The exercise →
Each line that holds the word "knitting" counts once; give the total for the records below and nothing else.

----

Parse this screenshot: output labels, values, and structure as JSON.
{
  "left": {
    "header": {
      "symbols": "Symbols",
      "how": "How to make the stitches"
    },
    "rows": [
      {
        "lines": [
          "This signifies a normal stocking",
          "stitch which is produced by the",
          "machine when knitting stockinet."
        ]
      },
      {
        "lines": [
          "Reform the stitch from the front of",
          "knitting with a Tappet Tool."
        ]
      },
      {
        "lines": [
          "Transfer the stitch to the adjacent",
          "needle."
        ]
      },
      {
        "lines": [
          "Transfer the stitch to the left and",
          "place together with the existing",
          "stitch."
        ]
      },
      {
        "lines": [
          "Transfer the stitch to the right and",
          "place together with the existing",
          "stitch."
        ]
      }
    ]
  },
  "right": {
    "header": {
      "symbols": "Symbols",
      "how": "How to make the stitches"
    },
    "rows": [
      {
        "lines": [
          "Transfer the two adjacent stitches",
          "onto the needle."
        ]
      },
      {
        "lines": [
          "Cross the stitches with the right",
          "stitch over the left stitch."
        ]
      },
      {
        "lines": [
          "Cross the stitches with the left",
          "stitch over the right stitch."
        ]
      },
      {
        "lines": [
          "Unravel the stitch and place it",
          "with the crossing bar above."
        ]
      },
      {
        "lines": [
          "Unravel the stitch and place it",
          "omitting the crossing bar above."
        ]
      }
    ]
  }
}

----

Written answer →
2